_Objective:_
For each line below that includes the word "high", make a copy.
=====
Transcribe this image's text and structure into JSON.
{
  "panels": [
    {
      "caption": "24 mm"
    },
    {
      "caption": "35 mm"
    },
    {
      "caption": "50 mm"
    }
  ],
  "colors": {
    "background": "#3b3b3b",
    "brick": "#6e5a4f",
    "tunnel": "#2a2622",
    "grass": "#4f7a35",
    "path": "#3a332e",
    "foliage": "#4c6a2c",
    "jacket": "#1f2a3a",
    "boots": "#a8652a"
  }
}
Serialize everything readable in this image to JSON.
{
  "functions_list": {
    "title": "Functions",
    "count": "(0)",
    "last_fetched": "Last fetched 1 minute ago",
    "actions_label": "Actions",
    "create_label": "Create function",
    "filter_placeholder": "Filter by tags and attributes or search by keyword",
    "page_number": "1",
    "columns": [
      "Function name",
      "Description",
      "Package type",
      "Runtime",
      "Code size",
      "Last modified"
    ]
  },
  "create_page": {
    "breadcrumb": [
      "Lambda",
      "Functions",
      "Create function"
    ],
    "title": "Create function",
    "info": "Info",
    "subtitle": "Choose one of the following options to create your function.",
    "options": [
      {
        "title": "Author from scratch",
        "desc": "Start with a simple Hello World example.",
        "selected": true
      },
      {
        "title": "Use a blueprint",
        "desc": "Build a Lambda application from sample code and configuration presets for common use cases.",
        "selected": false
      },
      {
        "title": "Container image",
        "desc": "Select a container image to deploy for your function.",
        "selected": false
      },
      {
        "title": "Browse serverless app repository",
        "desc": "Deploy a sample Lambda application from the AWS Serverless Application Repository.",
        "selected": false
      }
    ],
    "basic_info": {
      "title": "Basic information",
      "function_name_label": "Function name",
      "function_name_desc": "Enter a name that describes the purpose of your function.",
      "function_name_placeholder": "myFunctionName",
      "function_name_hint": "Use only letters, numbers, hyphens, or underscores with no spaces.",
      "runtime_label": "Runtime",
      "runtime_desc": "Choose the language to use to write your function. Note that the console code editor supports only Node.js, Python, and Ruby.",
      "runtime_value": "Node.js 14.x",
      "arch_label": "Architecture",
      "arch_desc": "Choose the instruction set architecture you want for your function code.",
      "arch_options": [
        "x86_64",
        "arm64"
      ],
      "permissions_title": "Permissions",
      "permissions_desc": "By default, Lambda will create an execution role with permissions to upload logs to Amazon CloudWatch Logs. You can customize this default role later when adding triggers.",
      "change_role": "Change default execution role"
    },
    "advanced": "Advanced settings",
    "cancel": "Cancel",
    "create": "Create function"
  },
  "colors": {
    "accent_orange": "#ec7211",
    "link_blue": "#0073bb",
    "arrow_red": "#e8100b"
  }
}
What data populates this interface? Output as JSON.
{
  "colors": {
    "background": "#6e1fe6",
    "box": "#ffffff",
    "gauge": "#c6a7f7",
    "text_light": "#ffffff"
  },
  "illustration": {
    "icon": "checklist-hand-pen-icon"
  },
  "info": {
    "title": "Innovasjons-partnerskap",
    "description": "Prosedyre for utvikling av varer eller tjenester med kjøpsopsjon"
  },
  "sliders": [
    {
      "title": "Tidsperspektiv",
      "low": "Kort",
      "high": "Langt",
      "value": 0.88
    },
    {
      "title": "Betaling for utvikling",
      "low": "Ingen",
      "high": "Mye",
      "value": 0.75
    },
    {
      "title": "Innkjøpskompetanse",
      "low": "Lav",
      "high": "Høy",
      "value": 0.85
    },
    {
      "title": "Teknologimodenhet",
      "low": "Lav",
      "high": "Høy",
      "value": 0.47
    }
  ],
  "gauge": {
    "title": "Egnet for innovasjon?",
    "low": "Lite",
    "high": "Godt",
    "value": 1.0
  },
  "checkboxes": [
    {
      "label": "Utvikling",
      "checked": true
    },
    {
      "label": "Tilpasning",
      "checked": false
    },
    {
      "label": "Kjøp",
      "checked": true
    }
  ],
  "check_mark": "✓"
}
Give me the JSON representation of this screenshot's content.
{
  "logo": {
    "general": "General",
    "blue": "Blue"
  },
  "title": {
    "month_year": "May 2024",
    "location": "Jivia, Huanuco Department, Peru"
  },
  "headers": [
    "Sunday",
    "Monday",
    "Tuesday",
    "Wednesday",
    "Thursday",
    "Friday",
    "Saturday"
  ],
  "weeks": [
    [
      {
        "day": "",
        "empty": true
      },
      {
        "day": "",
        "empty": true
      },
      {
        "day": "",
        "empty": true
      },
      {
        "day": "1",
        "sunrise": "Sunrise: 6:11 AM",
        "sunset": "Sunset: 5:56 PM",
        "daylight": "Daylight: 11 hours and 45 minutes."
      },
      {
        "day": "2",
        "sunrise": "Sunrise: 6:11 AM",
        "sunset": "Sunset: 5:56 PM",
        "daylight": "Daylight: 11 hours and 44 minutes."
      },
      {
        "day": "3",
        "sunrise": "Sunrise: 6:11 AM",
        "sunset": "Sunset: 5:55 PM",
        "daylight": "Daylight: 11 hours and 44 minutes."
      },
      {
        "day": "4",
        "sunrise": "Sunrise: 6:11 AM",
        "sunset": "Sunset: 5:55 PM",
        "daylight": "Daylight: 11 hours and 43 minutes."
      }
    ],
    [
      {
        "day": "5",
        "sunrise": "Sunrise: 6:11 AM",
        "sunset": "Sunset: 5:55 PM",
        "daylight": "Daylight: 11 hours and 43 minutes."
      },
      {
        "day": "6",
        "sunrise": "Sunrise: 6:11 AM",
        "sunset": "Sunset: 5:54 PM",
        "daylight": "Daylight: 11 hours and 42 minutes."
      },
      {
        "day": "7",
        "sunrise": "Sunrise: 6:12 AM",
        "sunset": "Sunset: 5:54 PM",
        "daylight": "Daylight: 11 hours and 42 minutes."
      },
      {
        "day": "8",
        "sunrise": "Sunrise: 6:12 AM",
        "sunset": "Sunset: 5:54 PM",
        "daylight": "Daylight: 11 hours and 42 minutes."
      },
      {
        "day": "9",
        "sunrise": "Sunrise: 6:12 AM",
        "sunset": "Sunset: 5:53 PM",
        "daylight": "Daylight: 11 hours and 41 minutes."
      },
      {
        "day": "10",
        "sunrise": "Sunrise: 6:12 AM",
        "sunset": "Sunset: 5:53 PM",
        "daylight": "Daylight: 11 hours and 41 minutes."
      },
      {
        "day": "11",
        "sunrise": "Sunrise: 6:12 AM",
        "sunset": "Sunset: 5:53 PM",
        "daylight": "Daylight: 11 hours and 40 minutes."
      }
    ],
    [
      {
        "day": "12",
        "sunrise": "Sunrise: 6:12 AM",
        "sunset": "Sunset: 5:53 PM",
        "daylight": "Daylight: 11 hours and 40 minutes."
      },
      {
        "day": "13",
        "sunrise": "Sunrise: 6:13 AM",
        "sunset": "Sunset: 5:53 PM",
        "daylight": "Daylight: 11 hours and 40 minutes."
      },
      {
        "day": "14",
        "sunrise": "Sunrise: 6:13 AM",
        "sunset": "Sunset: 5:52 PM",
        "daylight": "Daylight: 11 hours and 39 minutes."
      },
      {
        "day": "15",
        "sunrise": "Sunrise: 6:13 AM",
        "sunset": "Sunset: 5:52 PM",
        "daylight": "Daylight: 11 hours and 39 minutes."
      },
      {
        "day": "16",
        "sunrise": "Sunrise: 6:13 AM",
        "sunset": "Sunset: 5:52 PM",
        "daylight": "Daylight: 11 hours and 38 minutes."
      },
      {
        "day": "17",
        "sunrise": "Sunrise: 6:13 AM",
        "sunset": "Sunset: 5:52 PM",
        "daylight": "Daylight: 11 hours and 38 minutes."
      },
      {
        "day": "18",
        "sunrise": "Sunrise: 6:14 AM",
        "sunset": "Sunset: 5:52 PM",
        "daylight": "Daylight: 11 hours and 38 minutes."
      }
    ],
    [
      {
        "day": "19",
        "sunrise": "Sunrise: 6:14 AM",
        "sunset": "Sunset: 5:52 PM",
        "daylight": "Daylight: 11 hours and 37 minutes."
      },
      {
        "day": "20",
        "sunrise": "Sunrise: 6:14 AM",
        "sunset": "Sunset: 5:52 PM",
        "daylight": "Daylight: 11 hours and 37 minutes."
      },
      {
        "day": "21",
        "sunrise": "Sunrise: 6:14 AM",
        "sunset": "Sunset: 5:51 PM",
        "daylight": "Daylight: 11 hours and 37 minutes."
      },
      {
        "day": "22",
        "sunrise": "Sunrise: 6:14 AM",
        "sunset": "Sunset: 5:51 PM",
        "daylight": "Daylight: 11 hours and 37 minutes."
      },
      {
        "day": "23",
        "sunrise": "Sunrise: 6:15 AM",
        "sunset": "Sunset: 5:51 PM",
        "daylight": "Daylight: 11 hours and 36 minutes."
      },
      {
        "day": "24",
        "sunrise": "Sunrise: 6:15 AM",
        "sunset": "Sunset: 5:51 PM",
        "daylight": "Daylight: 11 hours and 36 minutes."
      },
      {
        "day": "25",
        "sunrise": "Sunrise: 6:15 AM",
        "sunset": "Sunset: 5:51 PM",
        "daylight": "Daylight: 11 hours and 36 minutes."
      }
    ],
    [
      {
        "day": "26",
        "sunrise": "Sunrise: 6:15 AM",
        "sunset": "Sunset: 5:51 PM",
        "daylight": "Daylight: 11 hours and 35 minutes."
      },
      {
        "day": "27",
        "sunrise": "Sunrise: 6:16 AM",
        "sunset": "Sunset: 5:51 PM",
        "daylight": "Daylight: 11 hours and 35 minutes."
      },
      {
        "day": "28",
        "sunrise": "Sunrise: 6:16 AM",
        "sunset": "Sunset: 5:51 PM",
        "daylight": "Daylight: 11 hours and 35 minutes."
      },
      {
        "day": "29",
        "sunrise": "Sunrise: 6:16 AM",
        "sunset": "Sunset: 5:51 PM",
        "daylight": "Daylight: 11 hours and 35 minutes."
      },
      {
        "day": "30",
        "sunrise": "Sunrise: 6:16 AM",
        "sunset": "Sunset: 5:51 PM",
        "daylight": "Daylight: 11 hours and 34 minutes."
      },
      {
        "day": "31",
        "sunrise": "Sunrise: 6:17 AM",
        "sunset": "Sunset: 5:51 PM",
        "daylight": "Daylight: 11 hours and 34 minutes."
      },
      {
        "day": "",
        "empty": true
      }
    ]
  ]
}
=====
_Answer to this problem:_
      "high": "Langt",
      "high": "Mye",
      "high": "Høy",
      "high": "Høy",
    "high": "Godt",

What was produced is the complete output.